**MATERIAL FOR THE TASK:**

(begin)

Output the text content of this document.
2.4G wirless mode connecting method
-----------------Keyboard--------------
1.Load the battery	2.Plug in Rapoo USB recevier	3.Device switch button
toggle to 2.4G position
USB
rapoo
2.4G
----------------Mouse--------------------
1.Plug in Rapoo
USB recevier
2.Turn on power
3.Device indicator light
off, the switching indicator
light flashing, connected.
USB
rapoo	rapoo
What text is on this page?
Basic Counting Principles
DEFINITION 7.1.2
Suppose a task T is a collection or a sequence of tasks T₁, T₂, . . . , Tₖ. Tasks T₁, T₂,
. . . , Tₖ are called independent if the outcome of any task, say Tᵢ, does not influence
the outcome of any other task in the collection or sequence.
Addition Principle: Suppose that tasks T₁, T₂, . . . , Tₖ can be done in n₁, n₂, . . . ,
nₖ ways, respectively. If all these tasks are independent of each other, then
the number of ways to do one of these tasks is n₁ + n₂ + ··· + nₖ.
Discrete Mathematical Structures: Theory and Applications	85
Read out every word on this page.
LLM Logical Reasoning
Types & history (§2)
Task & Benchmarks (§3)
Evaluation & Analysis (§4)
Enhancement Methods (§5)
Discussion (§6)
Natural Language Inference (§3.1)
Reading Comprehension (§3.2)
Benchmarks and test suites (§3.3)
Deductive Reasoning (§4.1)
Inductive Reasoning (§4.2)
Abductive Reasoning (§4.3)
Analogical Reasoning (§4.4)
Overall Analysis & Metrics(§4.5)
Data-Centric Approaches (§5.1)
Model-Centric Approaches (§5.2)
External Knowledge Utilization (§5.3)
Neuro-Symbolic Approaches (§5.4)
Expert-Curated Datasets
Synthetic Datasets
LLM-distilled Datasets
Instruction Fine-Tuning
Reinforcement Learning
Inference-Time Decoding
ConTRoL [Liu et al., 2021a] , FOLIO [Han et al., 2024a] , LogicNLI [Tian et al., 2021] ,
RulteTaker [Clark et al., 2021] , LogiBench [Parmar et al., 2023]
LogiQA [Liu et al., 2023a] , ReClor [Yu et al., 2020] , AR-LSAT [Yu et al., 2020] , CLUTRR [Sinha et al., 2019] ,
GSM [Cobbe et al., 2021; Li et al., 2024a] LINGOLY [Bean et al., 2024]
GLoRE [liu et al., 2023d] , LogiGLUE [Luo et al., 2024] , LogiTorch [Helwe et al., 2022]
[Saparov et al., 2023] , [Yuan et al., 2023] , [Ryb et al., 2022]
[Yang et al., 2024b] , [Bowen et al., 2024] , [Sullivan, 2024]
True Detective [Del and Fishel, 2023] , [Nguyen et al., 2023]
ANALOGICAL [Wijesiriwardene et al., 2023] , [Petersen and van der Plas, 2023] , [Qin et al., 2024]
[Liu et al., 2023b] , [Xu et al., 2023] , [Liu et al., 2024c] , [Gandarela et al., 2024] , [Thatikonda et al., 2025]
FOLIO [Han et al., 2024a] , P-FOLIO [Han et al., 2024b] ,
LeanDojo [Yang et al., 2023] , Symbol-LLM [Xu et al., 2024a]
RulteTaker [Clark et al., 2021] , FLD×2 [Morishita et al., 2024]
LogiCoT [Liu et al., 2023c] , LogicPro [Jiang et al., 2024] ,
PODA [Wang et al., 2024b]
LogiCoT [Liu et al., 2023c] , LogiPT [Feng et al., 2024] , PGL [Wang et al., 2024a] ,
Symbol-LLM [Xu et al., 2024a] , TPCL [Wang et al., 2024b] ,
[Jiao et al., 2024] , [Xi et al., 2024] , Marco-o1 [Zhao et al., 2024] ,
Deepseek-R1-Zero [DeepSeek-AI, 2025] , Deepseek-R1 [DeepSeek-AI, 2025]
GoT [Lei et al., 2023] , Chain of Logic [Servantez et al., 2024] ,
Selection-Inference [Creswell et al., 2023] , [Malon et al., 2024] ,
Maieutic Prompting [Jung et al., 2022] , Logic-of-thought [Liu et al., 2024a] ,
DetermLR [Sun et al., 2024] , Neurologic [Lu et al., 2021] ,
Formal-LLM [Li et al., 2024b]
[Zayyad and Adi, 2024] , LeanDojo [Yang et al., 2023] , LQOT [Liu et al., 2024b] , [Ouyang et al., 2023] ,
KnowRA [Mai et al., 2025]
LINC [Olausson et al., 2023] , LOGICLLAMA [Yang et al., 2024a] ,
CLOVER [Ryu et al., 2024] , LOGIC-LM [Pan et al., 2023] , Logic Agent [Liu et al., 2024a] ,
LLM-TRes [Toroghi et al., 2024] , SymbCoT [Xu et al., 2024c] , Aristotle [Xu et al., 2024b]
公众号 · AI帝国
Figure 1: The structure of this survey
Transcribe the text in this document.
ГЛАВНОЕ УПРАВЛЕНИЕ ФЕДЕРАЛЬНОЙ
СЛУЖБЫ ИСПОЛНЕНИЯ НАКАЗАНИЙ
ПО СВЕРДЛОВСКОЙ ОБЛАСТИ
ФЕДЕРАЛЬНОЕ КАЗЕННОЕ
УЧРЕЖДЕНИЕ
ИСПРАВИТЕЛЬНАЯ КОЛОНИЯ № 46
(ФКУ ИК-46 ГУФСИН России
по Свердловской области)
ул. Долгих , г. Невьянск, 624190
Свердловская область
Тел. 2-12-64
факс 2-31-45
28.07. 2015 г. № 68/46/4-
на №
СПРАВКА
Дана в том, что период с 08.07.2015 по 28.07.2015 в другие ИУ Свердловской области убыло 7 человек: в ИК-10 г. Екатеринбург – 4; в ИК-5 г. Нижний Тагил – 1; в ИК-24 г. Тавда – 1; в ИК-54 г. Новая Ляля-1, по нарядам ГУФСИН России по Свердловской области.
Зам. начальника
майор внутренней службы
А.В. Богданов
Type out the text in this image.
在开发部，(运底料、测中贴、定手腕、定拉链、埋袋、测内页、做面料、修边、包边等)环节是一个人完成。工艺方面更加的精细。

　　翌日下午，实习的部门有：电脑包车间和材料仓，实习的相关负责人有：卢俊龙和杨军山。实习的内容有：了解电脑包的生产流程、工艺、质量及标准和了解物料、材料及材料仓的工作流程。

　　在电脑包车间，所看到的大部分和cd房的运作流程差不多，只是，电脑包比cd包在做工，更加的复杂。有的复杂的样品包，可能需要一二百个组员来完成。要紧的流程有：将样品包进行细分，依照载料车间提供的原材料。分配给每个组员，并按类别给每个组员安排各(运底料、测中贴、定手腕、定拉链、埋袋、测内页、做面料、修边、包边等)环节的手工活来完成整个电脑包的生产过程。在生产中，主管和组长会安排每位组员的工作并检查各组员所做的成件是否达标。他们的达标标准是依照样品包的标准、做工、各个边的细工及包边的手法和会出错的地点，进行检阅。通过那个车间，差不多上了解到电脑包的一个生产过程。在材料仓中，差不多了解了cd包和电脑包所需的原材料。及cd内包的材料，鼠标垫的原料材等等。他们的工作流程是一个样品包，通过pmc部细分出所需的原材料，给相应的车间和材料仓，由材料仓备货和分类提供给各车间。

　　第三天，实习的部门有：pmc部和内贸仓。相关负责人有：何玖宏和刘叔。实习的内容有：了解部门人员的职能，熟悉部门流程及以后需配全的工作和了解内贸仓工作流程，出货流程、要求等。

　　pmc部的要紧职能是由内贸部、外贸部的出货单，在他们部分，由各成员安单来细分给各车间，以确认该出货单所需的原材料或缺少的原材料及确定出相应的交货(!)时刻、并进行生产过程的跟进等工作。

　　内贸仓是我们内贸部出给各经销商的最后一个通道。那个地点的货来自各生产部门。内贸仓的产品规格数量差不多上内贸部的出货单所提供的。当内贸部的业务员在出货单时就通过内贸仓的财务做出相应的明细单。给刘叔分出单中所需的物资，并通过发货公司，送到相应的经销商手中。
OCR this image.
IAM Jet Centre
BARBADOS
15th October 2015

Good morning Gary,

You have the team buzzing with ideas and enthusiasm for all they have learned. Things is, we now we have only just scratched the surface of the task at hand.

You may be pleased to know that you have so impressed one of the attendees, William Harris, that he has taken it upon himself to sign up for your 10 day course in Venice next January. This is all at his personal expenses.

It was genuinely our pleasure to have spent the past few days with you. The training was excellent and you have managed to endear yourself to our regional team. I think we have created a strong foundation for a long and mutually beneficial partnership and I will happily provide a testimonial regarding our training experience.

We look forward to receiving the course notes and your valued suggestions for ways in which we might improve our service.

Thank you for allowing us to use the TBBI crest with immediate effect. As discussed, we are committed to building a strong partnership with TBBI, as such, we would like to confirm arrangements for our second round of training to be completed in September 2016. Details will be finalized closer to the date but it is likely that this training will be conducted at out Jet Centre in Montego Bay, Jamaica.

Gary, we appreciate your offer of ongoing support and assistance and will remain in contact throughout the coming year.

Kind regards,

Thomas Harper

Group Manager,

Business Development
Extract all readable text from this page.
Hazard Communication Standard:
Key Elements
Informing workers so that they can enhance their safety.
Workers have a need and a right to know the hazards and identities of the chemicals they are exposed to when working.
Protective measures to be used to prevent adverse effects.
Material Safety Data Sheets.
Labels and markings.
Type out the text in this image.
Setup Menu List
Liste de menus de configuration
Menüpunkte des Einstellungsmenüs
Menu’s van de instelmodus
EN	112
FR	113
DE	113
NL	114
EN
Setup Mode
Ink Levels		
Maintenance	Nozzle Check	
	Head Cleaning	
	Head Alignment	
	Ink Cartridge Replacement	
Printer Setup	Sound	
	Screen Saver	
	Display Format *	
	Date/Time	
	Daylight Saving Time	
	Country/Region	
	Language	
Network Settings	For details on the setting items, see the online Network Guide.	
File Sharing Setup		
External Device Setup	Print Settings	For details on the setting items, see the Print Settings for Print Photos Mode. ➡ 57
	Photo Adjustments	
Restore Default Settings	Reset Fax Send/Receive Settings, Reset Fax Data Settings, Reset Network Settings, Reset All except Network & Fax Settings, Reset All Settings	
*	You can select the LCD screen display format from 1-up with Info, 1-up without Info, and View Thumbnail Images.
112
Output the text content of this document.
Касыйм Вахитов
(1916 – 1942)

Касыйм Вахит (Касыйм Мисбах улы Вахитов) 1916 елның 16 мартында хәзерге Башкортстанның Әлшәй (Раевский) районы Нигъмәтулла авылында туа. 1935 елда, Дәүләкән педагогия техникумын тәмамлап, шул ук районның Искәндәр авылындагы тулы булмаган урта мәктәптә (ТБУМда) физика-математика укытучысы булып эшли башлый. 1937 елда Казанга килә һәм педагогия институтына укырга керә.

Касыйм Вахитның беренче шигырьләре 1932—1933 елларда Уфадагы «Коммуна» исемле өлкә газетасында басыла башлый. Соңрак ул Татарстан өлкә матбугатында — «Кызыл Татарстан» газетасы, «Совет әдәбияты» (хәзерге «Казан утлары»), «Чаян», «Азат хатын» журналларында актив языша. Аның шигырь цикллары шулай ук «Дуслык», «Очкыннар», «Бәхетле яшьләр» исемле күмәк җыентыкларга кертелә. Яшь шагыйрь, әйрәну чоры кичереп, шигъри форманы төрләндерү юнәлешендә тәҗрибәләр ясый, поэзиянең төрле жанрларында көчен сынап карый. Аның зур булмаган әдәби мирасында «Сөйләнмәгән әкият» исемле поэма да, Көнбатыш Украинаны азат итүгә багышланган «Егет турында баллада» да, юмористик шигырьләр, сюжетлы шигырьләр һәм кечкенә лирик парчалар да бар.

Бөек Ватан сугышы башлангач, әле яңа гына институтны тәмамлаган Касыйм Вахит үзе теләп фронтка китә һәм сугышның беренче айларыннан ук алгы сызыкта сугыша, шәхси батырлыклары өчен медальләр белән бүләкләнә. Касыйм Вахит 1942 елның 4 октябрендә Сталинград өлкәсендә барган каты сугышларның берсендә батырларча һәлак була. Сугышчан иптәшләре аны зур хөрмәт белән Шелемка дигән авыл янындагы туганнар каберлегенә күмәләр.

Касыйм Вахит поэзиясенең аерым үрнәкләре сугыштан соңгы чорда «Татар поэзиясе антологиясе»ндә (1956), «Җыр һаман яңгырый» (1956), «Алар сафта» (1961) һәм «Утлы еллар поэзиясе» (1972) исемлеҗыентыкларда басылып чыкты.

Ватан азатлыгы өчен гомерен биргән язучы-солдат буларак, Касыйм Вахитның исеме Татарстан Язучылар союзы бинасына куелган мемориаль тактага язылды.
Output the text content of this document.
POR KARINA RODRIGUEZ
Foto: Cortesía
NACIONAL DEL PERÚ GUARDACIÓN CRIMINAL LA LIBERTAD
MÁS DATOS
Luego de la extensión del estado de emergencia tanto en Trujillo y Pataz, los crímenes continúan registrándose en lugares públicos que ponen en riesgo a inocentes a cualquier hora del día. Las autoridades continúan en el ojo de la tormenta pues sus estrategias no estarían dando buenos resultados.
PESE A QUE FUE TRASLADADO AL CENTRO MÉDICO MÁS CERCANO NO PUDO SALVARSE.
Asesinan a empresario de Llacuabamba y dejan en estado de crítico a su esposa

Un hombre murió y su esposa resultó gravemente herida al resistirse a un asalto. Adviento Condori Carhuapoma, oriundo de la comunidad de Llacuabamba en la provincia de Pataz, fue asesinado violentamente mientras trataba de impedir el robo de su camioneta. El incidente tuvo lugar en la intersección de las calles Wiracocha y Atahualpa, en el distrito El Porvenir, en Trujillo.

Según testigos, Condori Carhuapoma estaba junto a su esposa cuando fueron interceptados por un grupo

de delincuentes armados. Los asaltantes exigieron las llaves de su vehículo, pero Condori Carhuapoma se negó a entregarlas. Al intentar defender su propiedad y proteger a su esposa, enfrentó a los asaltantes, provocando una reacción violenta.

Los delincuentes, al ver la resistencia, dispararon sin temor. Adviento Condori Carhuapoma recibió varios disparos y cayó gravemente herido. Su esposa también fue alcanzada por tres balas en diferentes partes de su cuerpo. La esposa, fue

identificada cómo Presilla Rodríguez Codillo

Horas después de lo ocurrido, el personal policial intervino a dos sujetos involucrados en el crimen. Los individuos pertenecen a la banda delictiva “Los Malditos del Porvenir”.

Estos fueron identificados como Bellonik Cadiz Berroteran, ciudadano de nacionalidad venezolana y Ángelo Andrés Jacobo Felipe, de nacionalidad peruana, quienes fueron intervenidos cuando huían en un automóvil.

(end)

**WHAT YOU SHOULD DO:**
Gather up the lines that contain the word "outcome".

**RESPONSE TO THE TASK:**
. . . , Tₖ are called independent if the outcome of any task, say Tᵢ, does not influence
the outcome of any other task in the collection or sequence.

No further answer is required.